_DIRECTIVE_
Comb the records below for the string "сообщений" and copy each line where it turns up.
# INFORMATION GIVEN start
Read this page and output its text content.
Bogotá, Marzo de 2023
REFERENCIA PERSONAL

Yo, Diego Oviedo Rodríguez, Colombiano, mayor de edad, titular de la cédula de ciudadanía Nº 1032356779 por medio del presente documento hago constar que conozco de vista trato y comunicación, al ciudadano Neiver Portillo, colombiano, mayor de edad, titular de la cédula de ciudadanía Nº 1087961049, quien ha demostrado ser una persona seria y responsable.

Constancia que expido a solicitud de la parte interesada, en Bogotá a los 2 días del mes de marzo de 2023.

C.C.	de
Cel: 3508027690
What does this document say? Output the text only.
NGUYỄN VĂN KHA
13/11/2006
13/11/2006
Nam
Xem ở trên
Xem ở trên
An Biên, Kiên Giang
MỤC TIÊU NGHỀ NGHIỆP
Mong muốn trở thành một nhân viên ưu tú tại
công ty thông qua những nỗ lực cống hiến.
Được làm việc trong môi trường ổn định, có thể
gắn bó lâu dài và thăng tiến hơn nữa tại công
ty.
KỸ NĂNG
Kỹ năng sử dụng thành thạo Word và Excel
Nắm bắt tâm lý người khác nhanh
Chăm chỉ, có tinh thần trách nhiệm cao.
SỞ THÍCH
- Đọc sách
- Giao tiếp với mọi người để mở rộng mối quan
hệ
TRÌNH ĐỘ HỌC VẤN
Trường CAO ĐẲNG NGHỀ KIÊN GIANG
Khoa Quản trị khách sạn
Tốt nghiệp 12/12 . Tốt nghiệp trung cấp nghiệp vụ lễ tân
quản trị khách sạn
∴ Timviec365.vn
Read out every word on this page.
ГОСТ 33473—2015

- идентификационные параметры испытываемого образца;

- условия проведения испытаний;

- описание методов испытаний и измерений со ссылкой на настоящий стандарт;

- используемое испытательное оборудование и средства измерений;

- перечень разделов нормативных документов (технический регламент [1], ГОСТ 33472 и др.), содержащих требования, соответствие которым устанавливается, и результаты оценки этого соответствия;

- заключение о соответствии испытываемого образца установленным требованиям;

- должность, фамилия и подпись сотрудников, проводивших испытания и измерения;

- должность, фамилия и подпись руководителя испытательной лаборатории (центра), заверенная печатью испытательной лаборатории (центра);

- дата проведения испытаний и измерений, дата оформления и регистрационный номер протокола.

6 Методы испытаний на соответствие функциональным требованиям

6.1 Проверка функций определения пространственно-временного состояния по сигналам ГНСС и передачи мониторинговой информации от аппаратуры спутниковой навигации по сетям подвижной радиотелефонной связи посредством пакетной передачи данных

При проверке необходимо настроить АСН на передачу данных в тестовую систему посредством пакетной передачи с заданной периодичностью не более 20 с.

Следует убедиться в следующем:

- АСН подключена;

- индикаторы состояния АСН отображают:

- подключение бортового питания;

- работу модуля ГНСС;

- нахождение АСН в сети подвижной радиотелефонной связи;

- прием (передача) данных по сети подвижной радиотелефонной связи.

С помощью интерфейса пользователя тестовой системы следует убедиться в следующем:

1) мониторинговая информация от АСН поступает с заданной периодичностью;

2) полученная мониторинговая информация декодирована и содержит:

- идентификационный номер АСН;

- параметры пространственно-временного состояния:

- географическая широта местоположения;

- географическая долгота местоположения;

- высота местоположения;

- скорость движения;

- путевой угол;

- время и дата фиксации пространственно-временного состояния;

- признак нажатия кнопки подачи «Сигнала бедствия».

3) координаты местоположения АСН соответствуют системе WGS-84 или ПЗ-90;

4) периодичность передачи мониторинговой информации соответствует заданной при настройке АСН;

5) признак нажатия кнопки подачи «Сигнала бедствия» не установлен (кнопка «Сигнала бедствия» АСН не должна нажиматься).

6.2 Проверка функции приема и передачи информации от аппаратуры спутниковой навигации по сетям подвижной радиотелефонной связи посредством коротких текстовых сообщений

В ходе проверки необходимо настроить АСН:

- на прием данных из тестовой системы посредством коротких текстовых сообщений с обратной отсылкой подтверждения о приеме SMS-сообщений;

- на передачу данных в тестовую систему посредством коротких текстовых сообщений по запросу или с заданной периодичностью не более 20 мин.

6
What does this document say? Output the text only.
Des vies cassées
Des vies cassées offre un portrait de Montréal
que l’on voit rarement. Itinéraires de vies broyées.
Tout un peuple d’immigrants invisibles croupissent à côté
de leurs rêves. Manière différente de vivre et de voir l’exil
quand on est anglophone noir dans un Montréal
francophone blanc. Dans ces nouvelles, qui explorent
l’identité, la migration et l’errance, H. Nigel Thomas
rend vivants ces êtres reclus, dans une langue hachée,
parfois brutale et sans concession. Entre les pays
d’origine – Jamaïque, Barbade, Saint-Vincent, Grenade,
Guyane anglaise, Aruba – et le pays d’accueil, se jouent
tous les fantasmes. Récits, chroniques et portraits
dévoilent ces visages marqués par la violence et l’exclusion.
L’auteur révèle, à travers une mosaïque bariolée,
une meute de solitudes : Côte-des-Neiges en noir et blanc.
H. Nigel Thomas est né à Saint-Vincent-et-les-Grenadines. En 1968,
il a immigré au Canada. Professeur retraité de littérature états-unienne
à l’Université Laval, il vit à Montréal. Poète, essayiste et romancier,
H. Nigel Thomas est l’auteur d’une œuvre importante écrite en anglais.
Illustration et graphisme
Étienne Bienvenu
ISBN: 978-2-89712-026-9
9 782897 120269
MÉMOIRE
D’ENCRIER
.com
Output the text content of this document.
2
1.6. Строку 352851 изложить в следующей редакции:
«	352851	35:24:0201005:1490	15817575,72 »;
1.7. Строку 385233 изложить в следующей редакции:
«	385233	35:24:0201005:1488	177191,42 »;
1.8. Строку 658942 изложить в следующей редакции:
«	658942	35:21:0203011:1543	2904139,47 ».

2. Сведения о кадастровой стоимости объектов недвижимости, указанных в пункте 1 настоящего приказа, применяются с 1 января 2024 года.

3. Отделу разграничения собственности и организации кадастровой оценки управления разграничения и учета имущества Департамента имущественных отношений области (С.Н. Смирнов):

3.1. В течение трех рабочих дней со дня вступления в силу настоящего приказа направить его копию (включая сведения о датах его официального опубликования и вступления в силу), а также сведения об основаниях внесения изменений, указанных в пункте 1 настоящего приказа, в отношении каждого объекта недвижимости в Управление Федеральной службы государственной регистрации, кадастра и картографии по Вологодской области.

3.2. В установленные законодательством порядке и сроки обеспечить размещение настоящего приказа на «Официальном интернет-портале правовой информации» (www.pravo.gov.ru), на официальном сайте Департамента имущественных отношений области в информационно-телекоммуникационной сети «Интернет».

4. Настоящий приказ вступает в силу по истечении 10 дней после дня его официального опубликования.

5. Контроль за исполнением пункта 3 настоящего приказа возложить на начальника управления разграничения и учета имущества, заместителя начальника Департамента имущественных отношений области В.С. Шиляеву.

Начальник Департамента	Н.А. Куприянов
# INFORMATION GIVEN end
_EXERCISE ANSWER_
6.2 Проверка функции приема и передачи информации от аппаратуры спутниковой навигации по сетям подвижной радиотелефонной связи посредством коротких текстовых сообщений
- на прием данных из тестовой системы посредством коротких текстовых сообщений с обратной отсылкой подтверждения о приеме SMS-сообщений;
- на передачу данных в тестовую систему посредством коротких текстовых сообщений по запросу или с заданной периодичностью не более 20 мин.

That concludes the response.